PROBLEM TO WORK ON ->
Select every line below containing the word "name".

DATA LISTING ->

----------

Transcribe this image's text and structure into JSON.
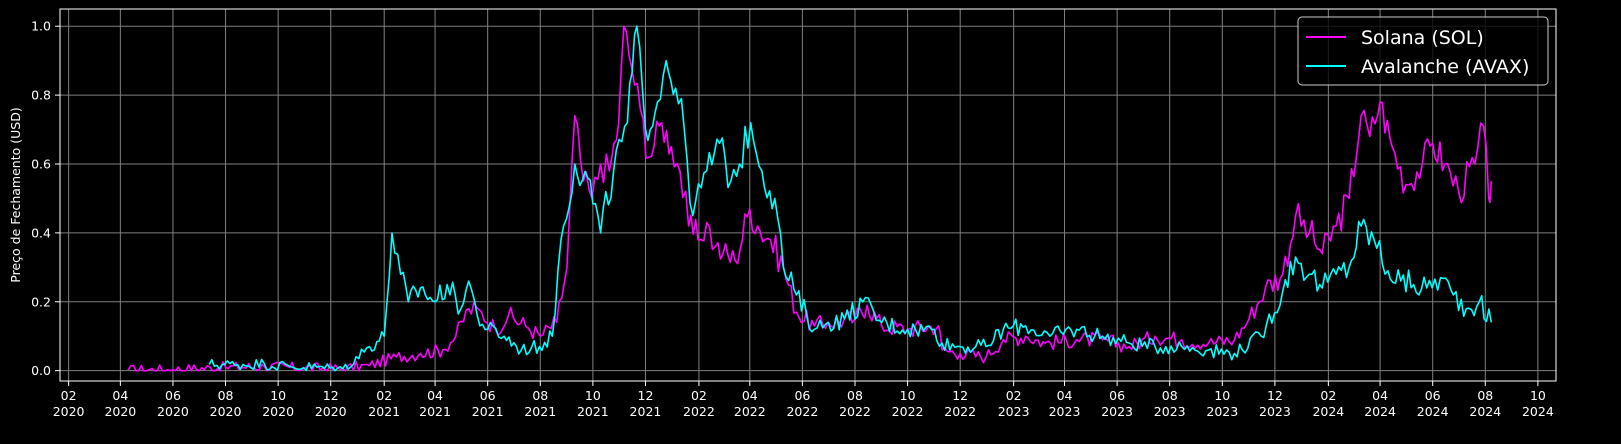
{
  "chart_data": {
    "type": "line",
    "title": "",
    "xlabel": "",
    "ylabel": "Preço de Fechamento (USD)",
    "ylim": [
      -0.03,
      1.05
    ],
    "xlim": [
      "2020-01-22",
      "2024-10-22"
    ],
    "y_ticks": [
      "0.0",
      "0.2",
      "0.4",
      "0.6",
      "0.8",
      "1.0"
    ],
    "x_ticks": [
      {
        "month": "02",
        "year": "2020"
      },
      {
        "month": "04",
        "year": "2020"
      },
      {
        "month": "06",
        "year": "2020"
      },
      {
        "month": "08",
        "year": "2020"
      },
      {
        "month": "10",
        "year": "2020"
      },
      {
        "month": "12",
        "year": "2020"
      },
      {
        "month": "02",
        "year": "2021"
      },
      {
        "month": "04",
        "year": "2021"
      },
      {
        "month": "06",
        "year": "2021"
      },
      {
        "month": "08",
        "year": "2021"
      },
      {
        "month": "10",
        "year": "2021"
      },
      {
        "month": "12",
        "year": "2021"
      },
      {
        "month": "02",
        "year": "2022"
      },
      {
        "month": "04",
        "year": "2022"
      },
      {
        "month": "06",
        "year": "2022"
      },
      {
        "month": "08",
        "year": "2022"
      },
      {
        "month": "10",
        "year": "2022"
      },
      {
        "month": "12",
        "year": "2022"
      },
      {
        "month": "02",
        "year": "2023"
      },
      {
        "month": "04",
        "year": "2023"
      },
      {
        "month": "06",
        "year": "2023"
      },
      {
        "month": "08",
        "year": "2023"
      },
      {
        "month": "10",
        "year": "2023"
      },
      {
        "month": "12",
        "year": "2023"
      },
      {
        "month": "02",
        "year": "2024"
      },
      {
        "month": "04",
        "year": "2024"
      },
      {
        "month": "06",
        "year": "2024"
      },
      {
        "month": "08",
        "year": "2024"
      },
      {
        "month": "10",
        "year": "2024"
      }
    ],
    "grid": true,
    "legend_position": "top-right",
    "background_color": "#000000",
    "grid_color": "#808080",
    "series": [
      {
        "name": "Solana (SOL)",
        "color": "#ff00ff",
        "points": [
          [
            "2020-04-10",
            0.002
          ],
          [
            "2020-06-01",
            0.003
          ],
          [
            "2020-08-01",
            0.01
          ],
          [
            "2020-09-15",
            0.012
          ],
          [
            "2020-11-01",
            0.008
          ],
          [
            "2020-12-15",
            0.006
          ],
          [
            "2021-01-15",
            0.015
          ],
          [
            "2021-02-15",
            0.04
          ],
          [
            "2021-03-15",
            0.05
          ],
          [
            "2021-04-10",
            0.06
          ],
          [
            "2021-04-25",
            0.1
          ],
          [
            "2021-05-10",
            0.18
          ],
          [
            "2021-05-25",
            0.17
          ],
          [
            "2021-06-10",
            0.12
          ],
          [
            "2021-06-25",
            0.16
          ],
          [
            "2021-07-15",
            0.13
          ],
          [
            "2021-08-01",
            0.1
          ],
          [
            "2021-08-20",
            0.14
          ],
          [
            "2021-09-01",
            0.3
          ],
          [
            "2021-09-10",
            0.74
          ],
          [
            "2021-09-20",
            0.55
          ],
          [
            "2021-09-30",
            0.5
          ],
          [
            "2021-10-10",
            0.6
          ],
          [
            "2021-10-20",
            0.58
          ],
          [
            "2021-10-31",
            0.72
          ],
          [
            "2021-11-06",
            1.0
          ],
          [
            "2021-11-15",
            0.88
          ],
          [
            "2021-11-25",
            0.76
          ],
          [
            "2021-12-05",
            0.62
          ],
          [
            "2021-12-20",
            0.72
          ],
          [
            "2021-12-31",
            0.65
          ],
          [
            "2022-01-10",
            0.58
          ],
          [
            "2022-01-20",
            0.42
          ],
          [
            "2022-01-31",
            0.38
          ],
          [
            "2022-02-10",
            0.43
          ],
          [
            "2022-02-20",
            0.36
          ],
          [
            "2022-03-01",
            0.34
          ],
          [
            "2022-03-15",
            0.32
          ],
          [
            "2022-04-01",
            0.47
          ],
          [
            "2022-04-10",
            0.42
          ],
          [
            "2022-04-25",
            0.38
          ],
          [
            "2022-05-10",
            0.3
          ],
          [
            "2022-05-25",
            0.17
          ],
          [
            "2022-06-15",
            0.13
          ],
          [
            "2022-07-01",
            0.14
          ],
          [
            "2022-08-01",
            0.15
          ],
          [
            "2022-08-15",
            0.19
          ],
          [
            "2022-09-01",
            0.13
          ],
          [
            "2022-10-01",
            0.12
          ],
          [
            "2022-11-06",
            0.13
          ],
          [
            "2022-11-10",
            0.06
          ],
          [
            "2022-12-01",
            0.05
          ],
          [
            "2022-12-31",
            0.04
          ],
          [
            "2023-01-20",
            0.09
          ],
          [
            "2023-02-15",
            0.1
          ],
          [
            "2023-03-10",
            0.08
          ],
          [
            "2023-04-15",
            0.09
          ],
          [
            "2023-05-15",
            0.09
          ],
          [
            "2023-06-15",
            0.07
          ],
          [
            "2023-07-15",
            0.1
          ],
          [
            "2023-08-15",
            0.09
          ],
          [
            "2023-09-15",
            0.08
          ],
          [
            "2023-10-15",
            0.09
          ],
          [
            "2023-11-01",
            0.15
          ],
          [
            "2023-11-20",
            0.24
          ],
          [
            "2023-12-10",
            0.28
          ],
          [
            "2023-12-25",
            0.45
          ],
          [
            "2024-01-10",
            0.4
          ],
          [
            "2024-01-25",
            0.34
          ],
          [
            "2024-02-10",
            0.42
          ],
          [
            "2024-02-25",
            0.5
          ],
          [
            "2024-03-10",
            0.74
          ],
          [
            "2024-03-20",
            0.68
          ],
          [
            "2024-04-01",
            0.78
          ],
          [
            "2024-04-15",
            0.65
          ],
          [
            "2024-05-01",
            0.54
          ],
          [
            "2024-05-20",
            0.6
          ],
          [
            "2024-06-01",
            0.66
          ],
          [
            "2024-06-15",
            0.6
          ],
          [
            "2024-07-01",
            0.52
          ],
          [
            "2024-07-20",
            0.6
          ],
          [
            "2024-07-30",
            0.71
          ],
          [
            "2024-08-05",
            0.5
          ],
          [
            "2024-08-08",
            0.55
          ]
        ]
      },
      {
        "name": "Avalanche (AVAX)",
        "color": "#00ffff",
        "points": [
          [
            "2020-07-13",
            0.018
          ],
          [
            "2020-08-15",
            0.018
          ],
          [
            "2020-09-15",
            0.02
          ],
          [
            "2020-10-15",
            0.012
          ],
          [
            "2020-11-15",
            0.01
          ],
          [
            "2020-12-15",
            0.005
          ],
          [
            "2021-01-15",
            0.07
          ],
          [
            "2021-02-01",
            0.1
          ],
          [
            "2021-02-10",
            0.4
          ],
          [
            "2021-02-20",
            0.28
          ],
          [
            "2021-03-01",
            0.2
          ],
          [
            "2021-03-15",
            0.24
          ],
          [
            "2021-04-01",
            0.2
          ],
          [
            "2021-04-15",
            0.25
          ],
          [
            "2021-05-01",
            0.18
          ],
          [
            "2021-05-10",
            0.26
          ],
          [
            "2021-05-20",
            0.16
          ],
          [
            "2021-06-01",
            0.12
          ],
          [
            "2021-06-20",
            0.1
          ],
          [
            "2021-07-10",
            0.06
          ],
          [
            "2021-07-31",
            0.07
          ],
          [
            "2021-08-15",
            0.1
          ],
          [
            "2021-08-25",
            0.38
          ],
          [
            "2021-09-10",
            0.6
          ],
          [
            "2021-09-25",
            0.56
          ],
          [
            "2021-10-10",
            0.4
          ],
          [
            "2021-10-25",
            0.58
          ],
          [
            "2021-11-10",
            0.72
          ],
          [
            "2021-11-21",
            1.0
          ],
          [
            "2021-12-01",
            0.7
          ],
          [
            "2021-12-15",
            0.78
          ],
          [
            "2021-12-25",
            0.9
          ],
          [
            "2022-01-05",
            0.82
          ],
          [
            "2022-01-15",
            0.7
          ],
          [
            "2022-01-25",
            0.45
          ],
          [
            "2022-02-10",
            0.58
          ],
          [
            "2022-02-25",
            0.66
          ],
          [
            "2022-03-10",
            0.55
          ],
          [
            "2022-03-20",
            0.6
          ],
          [
            "2022-04-02",
            0.72
          ],
          [
            "2022-04-15",
            0.58
          ],
          [
            "2022-04-30",
            0.5
          ],
          [
            "2022-05-10",
            0.3
          ],
          [
            "2022-05-25",
            0.22
          ],
          [
            "2022-06-15",
            0.12
          ],
          [
            "2022-07-01",
            0.14
          ],
          [
            "2022-07-20",
            0.15
          ],
          [
            "2022-08-10",
            0.2
          ],
          [
            "2022-09-01",
            0.14
          ],
          [
            "2022-10-01",
            0.12
          ],
          [
            "2022-11-01",
            0.12
          ],
          [
            "2022-11-10",
            0.08
          ],
          [
            "2022-12-01",
            0.07
          ],
          [
            "2022-12-31",
            0.07
          ],
          [
            "2023-01-20",
            0.12
          ],
          [
            "2023-02-15",
            0.13
          ],
          [
            "2023-03-15",
            0.1
          ],
          [
            "2023-04-15",
            0.12
          ],
          [
            "2023-05-15",
            0.1
          ],
          [
            "2023-06-15",
            0.08
          ],
          [
            "2023-07-15",
            0.07
          ],
          [
            "2023-08-15",
            0.07
          ],
          [
            "2023-09-15",
            0.06
          ],
          [
            "2023-10-15",
            0.05
          ],
          [
            "2023-11-15",
            0.1
          ],
          [
            "2023-12-10",
            0.23
          ],
          [
            "2023-12-25",
            0.33
          ],
          [
            "2024-01-10",
            0.28
          ],
          [
            "2024-01-25",
            0.24
          ],
          [
            "2024-02-10",
            0.28
          ],
          [
            "2024-02-25",
            0.3
          ],
          [
            "2024-03-10",
            0.42
          ],
          [
            "2024-03-25",
            0.38
          ],
          [
            "2024-04-10",
            0.29
          ],
          [
            "2024-04-25",
            0.26
          ],
          [
            "2024-05-10",
            0.25
          ],
          [
            "2024-05-25",
            0.24
          ],
          [
            "2024-06-10",
            0.27
          ],
          [
            "2024-06-25",
            0.22
          ],
          [
            "2024-07-10",
            0.18
          ],
          [
            "2024-07-25",
            0.2
          ],
          [
            "2024-08-08",
            0.14
          ]
        ]
      }
    ]
  }
}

----------

FULL SOLUTION ->
        "name": "Solana (SOL)",
        "name": "Avalanche (AVAX)",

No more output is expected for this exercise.